_WHAT IS EXPECTED_
Go through the material below and copy all lines with "year".

_TASK INPUTS_

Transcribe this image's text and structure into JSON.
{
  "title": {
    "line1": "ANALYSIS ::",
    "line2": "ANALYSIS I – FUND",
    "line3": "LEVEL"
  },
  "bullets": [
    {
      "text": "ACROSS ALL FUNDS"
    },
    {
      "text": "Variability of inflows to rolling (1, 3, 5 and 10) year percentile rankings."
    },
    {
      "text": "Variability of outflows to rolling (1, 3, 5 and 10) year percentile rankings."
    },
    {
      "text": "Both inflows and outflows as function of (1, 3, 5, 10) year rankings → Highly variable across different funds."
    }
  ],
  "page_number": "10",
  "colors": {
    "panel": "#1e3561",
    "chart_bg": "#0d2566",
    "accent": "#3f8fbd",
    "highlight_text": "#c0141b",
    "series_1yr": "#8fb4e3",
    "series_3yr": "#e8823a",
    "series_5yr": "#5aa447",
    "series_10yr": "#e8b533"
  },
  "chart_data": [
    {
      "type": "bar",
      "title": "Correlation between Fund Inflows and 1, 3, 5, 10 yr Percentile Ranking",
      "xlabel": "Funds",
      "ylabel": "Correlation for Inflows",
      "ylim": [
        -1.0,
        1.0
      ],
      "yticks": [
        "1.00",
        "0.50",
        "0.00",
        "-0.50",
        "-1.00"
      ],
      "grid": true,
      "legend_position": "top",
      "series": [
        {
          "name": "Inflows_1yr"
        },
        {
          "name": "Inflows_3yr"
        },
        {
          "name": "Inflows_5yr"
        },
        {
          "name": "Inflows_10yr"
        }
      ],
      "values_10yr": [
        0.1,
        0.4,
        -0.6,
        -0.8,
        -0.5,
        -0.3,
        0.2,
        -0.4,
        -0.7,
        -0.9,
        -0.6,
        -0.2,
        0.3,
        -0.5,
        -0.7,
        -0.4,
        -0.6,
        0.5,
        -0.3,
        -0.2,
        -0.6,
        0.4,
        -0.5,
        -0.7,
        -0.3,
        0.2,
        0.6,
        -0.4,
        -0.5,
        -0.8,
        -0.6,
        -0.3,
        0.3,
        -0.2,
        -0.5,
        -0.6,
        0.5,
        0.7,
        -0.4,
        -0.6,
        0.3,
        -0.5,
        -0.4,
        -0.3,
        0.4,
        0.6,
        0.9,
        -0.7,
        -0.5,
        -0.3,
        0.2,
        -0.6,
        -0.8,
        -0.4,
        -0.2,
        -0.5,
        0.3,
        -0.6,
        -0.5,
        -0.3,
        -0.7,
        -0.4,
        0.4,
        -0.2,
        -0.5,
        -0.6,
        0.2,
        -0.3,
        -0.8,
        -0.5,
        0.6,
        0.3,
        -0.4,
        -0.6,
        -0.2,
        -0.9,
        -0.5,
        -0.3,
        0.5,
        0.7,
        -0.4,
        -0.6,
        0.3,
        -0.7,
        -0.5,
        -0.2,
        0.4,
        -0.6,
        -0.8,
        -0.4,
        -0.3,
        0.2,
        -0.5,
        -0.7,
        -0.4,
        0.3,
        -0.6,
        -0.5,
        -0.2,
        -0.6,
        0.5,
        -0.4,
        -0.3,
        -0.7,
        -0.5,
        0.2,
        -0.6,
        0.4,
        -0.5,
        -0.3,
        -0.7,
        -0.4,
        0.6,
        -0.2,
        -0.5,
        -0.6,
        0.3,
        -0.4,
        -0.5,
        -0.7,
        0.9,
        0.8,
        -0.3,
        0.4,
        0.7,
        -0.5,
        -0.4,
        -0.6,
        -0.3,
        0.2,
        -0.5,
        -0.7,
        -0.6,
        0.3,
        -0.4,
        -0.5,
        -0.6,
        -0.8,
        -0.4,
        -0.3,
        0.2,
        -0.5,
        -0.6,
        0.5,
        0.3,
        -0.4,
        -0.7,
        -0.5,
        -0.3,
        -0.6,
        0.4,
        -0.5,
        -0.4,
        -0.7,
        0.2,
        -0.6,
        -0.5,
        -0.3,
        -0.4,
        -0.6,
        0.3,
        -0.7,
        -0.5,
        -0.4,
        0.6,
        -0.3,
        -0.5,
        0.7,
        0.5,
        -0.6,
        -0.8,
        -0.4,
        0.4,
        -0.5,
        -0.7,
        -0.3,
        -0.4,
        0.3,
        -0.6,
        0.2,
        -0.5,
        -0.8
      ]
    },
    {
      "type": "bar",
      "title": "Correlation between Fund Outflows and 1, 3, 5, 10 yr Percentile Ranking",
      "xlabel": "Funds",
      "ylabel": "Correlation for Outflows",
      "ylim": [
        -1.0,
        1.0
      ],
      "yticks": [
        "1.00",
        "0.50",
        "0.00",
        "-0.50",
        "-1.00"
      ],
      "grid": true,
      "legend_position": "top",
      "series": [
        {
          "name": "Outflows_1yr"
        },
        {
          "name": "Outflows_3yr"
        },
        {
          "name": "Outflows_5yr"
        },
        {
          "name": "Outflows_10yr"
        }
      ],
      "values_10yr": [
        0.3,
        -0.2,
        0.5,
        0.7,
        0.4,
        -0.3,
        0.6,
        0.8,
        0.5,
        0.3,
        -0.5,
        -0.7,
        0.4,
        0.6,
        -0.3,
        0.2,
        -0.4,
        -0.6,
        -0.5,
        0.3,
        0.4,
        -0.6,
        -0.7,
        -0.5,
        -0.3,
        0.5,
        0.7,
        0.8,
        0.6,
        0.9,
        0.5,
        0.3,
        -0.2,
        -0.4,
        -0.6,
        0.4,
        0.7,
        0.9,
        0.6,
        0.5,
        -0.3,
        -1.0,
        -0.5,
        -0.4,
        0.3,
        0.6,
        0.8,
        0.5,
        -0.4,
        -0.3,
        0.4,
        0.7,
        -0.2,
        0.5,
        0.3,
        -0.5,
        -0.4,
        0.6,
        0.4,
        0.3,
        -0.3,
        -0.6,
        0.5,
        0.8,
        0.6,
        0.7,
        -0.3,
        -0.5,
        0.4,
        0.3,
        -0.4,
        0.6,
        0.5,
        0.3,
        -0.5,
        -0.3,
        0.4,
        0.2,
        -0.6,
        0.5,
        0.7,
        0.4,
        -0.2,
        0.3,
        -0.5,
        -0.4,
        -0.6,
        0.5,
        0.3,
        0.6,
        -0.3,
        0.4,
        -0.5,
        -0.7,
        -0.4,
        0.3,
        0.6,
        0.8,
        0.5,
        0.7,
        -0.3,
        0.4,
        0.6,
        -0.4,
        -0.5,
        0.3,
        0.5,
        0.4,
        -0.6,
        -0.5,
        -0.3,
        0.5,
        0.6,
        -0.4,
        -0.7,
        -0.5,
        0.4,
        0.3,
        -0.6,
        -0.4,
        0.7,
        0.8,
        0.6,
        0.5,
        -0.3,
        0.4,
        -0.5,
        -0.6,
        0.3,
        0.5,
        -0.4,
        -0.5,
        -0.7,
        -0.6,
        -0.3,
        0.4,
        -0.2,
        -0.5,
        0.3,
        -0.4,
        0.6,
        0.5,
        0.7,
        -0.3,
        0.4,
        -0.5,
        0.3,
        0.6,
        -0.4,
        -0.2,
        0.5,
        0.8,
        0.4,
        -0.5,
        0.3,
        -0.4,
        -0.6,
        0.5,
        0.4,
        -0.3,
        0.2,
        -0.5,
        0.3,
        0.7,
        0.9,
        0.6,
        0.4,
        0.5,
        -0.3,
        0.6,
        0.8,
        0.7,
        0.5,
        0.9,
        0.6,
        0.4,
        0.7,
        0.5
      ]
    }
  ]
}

_ANSWER TO THIS TASK_
      "text": "Variability of inflows to rolling (1, 3, 5 and 10) year percentile rankings."
      "text": "Variability of outflows to rolling (1, 3, 5 and 10) year percentile rankings."
      "text": "Both inflows and outflows as function of (1, 3, 5, 10) year rankings → Highly variable across different funds."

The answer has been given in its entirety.